### Set task
Using the listing below, copy every line that mentions "газопровода".

### Stored data
┄┄┄┄┄┄┄┄┄┄
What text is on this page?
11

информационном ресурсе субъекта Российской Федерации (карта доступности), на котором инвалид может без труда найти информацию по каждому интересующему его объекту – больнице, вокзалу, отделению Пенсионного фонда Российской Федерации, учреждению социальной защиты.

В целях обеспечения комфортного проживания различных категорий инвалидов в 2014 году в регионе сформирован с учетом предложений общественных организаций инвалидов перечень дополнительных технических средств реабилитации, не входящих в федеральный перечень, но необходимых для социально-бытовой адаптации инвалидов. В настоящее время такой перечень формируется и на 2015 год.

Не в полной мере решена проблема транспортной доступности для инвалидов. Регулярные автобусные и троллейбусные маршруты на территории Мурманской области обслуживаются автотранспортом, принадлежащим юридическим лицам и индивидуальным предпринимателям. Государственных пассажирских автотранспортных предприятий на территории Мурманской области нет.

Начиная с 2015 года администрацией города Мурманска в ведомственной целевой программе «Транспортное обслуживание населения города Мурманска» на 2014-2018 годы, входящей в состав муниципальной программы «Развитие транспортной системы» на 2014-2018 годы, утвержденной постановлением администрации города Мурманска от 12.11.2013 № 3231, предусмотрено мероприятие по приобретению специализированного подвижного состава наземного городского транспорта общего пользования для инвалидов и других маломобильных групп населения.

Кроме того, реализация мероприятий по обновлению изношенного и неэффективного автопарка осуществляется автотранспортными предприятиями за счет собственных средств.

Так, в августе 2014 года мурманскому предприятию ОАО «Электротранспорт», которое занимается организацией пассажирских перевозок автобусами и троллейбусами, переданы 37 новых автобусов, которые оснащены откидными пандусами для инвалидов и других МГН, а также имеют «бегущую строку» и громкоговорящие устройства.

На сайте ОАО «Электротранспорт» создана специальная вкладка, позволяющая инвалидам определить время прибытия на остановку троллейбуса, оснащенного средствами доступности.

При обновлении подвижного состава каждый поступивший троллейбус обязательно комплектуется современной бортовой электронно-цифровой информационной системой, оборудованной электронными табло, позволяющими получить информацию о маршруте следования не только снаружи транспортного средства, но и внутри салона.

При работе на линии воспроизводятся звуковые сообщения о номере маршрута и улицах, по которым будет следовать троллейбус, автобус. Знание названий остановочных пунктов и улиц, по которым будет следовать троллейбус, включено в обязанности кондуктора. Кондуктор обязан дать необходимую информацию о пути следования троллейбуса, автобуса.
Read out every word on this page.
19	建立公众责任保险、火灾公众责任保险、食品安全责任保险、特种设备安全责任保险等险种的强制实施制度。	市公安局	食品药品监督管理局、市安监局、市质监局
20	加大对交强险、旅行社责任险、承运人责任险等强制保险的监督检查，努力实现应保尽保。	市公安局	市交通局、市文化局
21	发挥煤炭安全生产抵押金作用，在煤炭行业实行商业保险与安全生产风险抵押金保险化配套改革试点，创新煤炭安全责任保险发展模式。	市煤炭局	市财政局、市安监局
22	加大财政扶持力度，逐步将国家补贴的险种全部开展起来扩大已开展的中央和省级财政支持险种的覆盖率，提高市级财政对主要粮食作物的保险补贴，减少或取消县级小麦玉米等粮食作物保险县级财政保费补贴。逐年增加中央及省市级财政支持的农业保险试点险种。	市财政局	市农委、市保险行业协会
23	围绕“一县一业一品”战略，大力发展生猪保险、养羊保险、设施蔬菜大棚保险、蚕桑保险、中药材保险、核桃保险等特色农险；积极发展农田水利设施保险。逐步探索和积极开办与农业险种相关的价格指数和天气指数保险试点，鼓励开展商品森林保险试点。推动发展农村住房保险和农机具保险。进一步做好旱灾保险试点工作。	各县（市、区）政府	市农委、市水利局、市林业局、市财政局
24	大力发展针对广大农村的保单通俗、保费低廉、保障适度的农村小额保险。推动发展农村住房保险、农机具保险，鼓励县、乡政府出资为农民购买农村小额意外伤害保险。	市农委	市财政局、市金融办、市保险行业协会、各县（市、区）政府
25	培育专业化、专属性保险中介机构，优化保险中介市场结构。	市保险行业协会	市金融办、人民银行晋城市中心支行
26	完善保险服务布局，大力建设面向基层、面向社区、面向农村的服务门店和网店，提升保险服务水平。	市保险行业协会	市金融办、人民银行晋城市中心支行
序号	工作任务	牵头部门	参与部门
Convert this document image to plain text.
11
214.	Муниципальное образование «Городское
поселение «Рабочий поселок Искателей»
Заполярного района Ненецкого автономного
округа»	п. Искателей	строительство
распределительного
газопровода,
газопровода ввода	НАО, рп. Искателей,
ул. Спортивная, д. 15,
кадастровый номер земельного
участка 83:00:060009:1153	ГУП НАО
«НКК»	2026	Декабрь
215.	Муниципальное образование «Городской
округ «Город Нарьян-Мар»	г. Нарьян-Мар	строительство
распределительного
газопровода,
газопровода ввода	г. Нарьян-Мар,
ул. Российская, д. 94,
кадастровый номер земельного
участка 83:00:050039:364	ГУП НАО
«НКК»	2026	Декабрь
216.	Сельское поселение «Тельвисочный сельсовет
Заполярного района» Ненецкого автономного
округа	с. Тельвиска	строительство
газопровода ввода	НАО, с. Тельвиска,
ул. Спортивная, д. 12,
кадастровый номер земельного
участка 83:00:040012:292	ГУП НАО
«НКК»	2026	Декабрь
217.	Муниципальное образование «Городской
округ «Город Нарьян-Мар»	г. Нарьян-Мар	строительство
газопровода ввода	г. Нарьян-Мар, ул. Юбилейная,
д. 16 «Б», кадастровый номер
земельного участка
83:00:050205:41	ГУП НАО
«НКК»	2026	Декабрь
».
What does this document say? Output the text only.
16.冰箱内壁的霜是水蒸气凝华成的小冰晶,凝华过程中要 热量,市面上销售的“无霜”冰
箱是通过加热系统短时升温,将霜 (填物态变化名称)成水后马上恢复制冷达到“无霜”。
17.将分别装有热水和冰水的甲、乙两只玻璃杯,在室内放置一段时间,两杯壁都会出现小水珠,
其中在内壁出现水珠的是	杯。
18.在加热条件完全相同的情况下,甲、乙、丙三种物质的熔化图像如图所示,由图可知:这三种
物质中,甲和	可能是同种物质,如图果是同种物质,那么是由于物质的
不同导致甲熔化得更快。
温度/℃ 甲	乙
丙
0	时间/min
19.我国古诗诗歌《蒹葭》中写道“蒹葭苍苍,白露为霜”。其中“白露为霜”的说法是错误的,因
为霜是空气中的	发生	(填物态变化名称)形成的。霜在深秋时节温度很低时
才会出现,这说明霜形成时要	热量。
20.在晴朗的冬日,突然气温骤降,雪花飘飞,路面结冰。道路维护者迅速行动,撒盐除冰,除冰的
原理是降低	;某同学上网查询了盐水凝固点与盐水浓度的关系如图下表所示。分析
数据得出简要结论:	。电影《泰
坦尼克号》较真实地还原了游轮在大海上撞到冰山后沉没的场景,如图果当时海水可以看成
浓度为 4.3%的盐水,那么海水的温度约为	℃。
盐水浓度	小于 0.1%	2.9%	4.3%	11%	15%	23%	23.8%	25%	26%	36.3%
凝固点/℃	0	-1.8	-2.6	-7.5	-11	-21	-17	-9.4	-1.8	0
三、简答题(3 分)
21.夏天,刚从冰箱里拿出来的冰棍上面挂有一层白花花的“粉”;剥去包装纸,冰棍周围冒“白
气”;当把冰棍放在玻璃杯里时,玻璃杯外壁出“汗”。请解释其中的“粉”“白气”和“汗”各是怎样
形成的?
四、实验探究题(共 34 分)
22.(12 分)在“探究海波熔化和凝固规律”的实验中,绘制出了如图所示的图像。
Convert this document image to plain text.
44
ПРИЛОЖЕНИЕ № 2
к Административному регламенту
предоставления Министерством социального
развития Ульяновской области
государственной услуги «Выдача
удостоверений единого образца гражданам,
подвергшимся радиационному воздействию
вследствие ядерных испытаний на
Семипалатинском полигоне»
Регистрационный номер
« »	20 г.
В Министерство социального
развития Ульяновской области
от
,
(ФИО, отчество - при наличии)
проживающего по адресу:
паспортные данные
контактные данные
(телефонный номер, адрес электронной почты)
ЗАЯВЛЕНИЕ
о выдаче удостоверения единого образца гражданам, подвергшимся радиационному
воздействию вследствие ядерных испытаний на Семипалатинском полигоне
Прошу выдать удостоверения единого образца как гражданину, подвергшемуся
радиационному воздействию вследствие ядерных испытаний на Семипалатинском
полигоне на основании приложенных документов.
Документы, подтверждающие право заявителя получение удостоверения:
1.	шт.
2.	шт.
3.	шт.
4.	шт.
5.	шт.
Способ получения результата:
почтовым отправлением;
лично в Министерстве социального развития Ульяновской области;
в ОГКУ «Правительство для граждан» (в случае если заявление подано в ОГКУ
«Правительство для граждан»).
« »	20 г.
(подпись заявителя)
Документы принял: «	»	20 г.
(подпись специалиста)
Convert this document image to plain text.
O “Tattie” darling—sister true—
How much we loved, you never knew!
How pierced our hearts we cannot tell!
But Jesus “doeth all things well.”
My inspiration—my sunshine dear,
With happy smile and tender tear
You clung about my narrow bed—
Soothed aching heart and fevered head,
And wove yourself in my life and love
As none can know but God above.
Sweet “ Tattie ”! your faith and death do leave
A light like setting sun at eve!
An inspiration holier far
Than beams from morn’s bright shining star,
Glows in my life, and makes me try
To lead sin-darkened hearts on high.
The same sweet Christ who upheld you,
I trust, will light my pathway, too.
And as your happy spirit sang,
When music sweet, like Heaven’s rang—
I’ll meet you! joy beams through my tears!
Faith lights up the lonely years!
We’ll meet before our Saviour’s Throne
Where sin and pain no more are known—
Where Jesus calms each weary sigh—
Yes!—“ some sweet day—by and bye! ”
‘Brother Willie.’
┄┄┄┄┄┄┄┄┄┄
### Problem solution
газопровода,
газопровода ввода	НАО, рп. Искателей,
газопровода,
газопровода ввода	г. Нарьян-Мар,
газопровода ввода	НАО, с. Тельвиска,
газопровода ввода	г. Нарьян-Мар, ул. Юбилейная,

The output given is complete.